* BEGIN ENTRIES SUPPLIED *

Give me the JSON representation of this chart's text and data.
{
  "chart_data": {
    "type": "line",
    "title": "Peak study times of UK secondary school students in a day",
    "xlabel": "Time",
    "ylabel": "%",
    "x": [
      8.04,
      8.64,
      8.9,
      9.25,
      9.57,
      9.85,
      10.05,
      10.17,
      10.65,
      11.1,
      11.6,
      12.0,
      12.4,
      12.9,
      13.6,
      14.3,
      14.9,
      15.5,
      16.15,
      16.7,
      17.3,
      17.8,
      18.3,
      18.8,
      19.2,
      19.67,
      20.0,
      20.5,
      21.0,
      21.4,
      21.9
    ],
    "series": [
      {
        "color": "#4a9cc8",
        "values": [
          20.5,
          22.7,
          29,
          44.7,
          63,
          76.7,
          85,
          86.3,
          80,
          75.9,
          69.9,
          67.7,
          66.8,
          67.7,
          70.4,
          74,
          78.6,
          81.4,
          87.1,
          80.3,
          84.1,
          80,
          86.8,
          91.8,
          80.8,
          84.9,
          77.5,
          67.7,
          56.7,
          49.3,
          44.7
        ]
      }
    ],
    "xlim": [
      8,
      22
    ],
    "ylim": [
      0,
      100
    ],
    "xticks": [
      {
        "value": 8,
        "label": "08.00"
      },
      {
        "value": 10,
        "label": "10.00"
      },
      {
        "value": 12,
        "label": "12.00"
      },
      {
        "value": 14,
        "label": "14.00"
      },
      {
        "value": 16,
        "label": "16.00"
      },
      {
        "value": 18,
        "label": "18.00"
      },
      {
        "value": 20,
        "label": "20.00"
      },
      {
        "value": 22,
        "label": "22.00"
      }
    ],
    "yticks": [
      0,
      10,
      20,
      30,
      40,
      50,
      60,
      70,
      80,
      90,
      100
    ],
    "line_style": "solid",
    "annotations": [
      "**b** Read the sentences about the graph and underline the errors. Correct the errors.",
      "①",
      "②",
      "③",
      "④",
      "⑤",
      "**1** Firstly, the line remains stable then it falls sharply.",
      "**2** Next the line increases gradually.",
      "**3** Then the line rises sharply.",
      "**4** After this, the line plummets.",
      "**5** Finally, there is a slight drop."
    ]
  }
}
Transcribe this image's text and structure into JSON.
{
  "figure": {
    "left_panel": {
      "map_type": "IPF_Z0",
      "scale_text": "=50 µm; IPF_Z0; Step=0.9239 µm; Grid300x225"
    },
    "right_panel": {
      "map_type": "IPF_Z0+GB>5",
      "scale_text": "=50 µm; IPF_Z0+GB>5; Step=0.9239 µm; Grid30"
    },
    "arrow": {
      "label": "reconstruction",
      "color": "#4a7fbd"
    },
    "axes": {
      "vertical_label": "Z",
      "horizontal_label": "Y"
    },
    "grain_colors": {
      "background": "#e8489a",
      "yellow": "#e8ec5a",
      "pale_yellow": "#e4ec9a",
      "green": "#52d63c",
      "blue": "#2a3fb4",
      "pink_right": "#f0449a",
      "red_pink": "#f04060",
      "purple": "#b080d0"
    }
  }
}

* END ENTRIES SUPPLIED *

_DO THIS:_ Only the lines from the one that contains "Transcribe this image's" to the end of the entries above should be given again, exactly and in full.

_SOLUTION:_
Transcribe this image's text and structure into JSON.
{
  "figure": {
    "left_panel": {
      "map_type": "IPF_Z0",
      "scale_text": "=50 µm; IPF_Z0; Step=0.9239 µm; Grid300x225"
    },
    "right_panel": {
      "map_type": "IPF_Z0+GB>5",
      "scale_text": "=50 µm; IPF_Z0+GB>5; Step=0.9239 µm; Grid30"
    },
    "arrow": {
      "label": "reconstruction",
      "color": "#4a7fbd"
    },
    "axes": {
      "vertical_label": "Z",
      "horizontal_label": "Y"
    },
    "grain_colors": {
      "background": "#e8489a",
      "yellow": "#e8ec5a",
      "pale_yellow": "#e4ec9a",
      "green": "#52d63c",
      "blue": "#2a3fb4",
      "pink_right": "#f0449a",
      "red_pink": "#f04060",
      "purple": "#b080d0"
    }
  }
}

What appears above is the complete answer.